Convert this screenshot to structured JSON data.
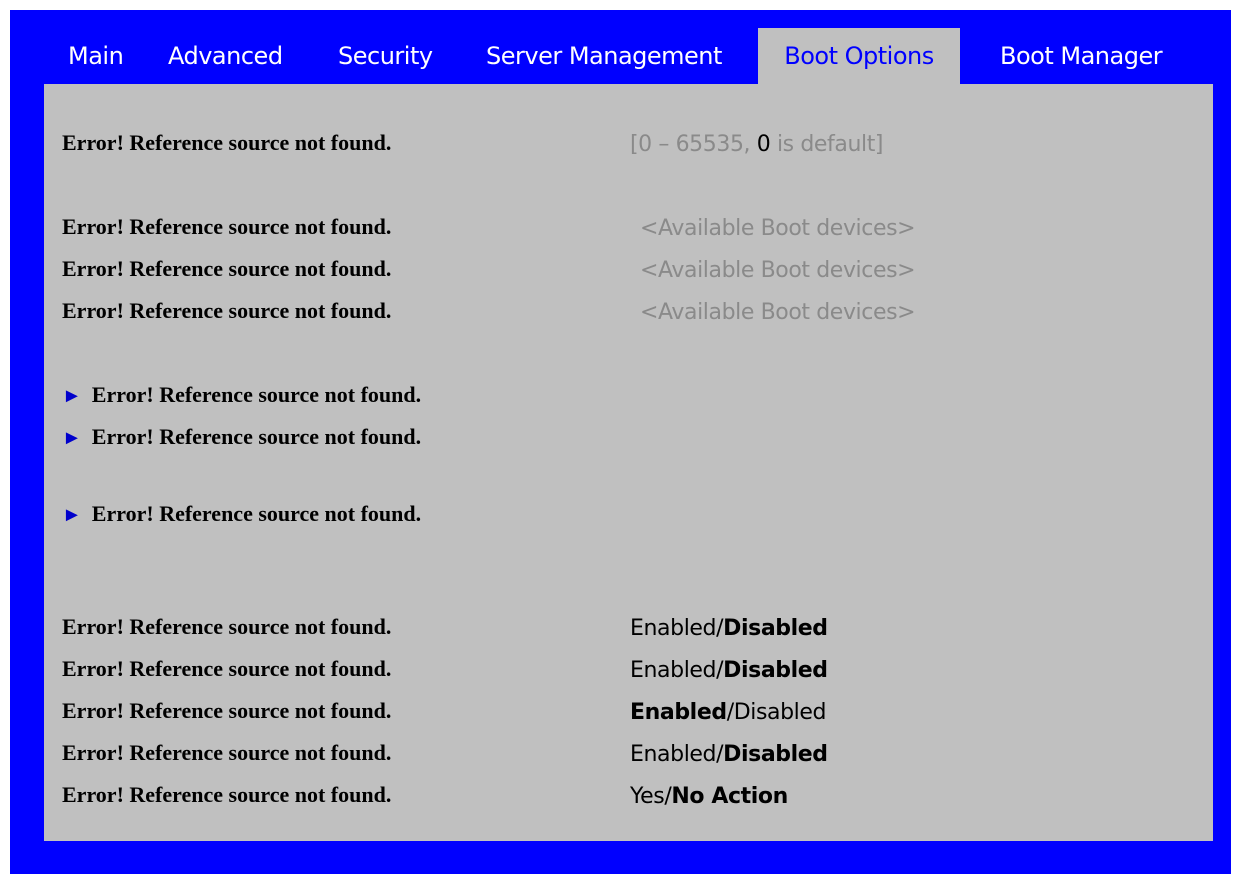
{
  "tabs": [
    {
      "label": "Main"
    },
    {
      "label": "Advanced"
    },
    {
      "label": "Security"
    },
    {
      "label": "Server Management"
    },
    {
      "label": "Boot Options",
      "active": true
    },
    {
      "label": "Boot Manager"
    }
  ],
  "rows": {
    "timeout": {
      "label": "Error! Reference source not found.",
      "value_prefix": "[0 – 65535, ",
      "value_hl": "0",
      "value_suffix": " is default]"
    },
    "boot1": {
      "label": "Error! Reference source not found.",
      "value": "<Available Boot devices>"
    },
    "boot2": {
      "label": "Error! Reference source not found.",
      "value": "<Available Boot devices>"
    },
    "boot3": {
      "label": "Error! Reference source not found.",
      "value": "<Available Boot devices>"
    },
    "sub1": {
      "label": "Error! Reference source not found."
    },
    "sub2": {
      "label": "Error! Reference source not found."
    },
    "sub3": {
      "label": "Error! Reference source not found."
    },
    "opt1": {
      "label": "Error! Reference source not found.",
      "a": "Enabled",
      "sep": "/",
      "b": "Disabled",
      "selected": "b"
    },
    "opt2": {
      "label": "Error! Reference source not found.",
      "a": "Enabled",
      "sep": "/",
      "b": "Disabled",
      "selected": "b"
    },
    "opt3": {
      "label": "Error! Reference source not found.",
      "a": "Enabled",
      "sep": "/",
      "b": "Disabled",
      "selected": "a"
    },
    "opt4": {
      "label": "Error! Reference source not found.",
      "a": "Enabled",
      "sep": "/",
      "b": "Disabled",
      "selected": "b"
    },
    "opt5": {
      "label": "Error! Reference source not found.",
      "a": "Yes",
      "sep": "/",
      "b": "No Action",
      "selected": "b"
    }
  },
  "submenu_arrow": "►",
  "colors": {
    "frame": "#0000ff",
    "panel": "#c0c0c0",
    "tab_text": "#ffffff",
    "active_tab_text": "#0000ff",
    "disabled_value": "#8a8a8a",
    "arrow": "#0000cc"
  }
}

CHALLENGE: Write out the listing above again, exactly, but with no pictures in the copy.

ANSWER:
Convert this screenshot to structured JSON data.
{
  "tabs": [
    {
      "label": "Main"
    },
    {
      "label": "Advanced"
    },
    {
      "label": "Security"
    },
    {
      "label": "Server Management"
    },
    {
      "label": "Boot Options",
      "active": true
    },
    {
      "label": "Boot Manager"
    }
  ],
  "rows": {
    "timeout": {
      "label": "Error! Reference source not found.",
      "value_prefix": "[0 – 65535, ",
      "value_hl": "0",
      "value_suffix": " is default]"
    },
    "boot1": {
      "label": "Error! Reference source not found.",
      "value": "<Available Boot devices>"
    },
    "boot2": {
      "label": "Error! Reference source not found.",
      "value": "<Available Boot devices>"
    },
    "boot3": {
      "label": "Error! Reference source not found.",
      "value": "<Available Boot devices>"
    },
    "sub1": {
      "label": "Error! Reference source not found."
    },
    "sub2": {
      "label": "Error! Reference source not found."
    },
    "sub3": {
      "label": "Error! Reference source not found."
    },
    "opt1": {
      "label": "Error! Reference source not found.",
      "a": "Enabled",
      "sep": "/",
      "b": "Disabled",
      "selected": "b"
    },
    "opt2": {
      "label": "Error! Reference source not found.",
      "a": "Enabled",
      "sep": "/",
      "b": "Disabled",
      "selected": "b"
    },
    "opt3": {
      "label": "Error! Reference source not found.",
      "a": "Enabled",
      "sep": "/",
      "b": "Disabled",
      "selected": "a"
    },
    "opt4": {
      "label": "Error! Reference source not found.",
      "a": "Enabled",
      "sep": "/",
      "b": "Disabled",
      "selected": "b"
    },
    "opt5": {
      "label": "Error! Reference source not found.",
      "a": "Yes",
      "sep": "/",
      "b": "No Action",
      "selected": "b"
    }
  },
  "submenu_arrow": "►",
  "colors": {
    "frame": "#0000ff",
    "panel": "#c0c0c0",
    "tab_text": "#ffffff",
    "active_tab_text": "#0000ff",
    "disabled_value": "#8a8a8a",
    "arrow": "#0000cc"
  }
}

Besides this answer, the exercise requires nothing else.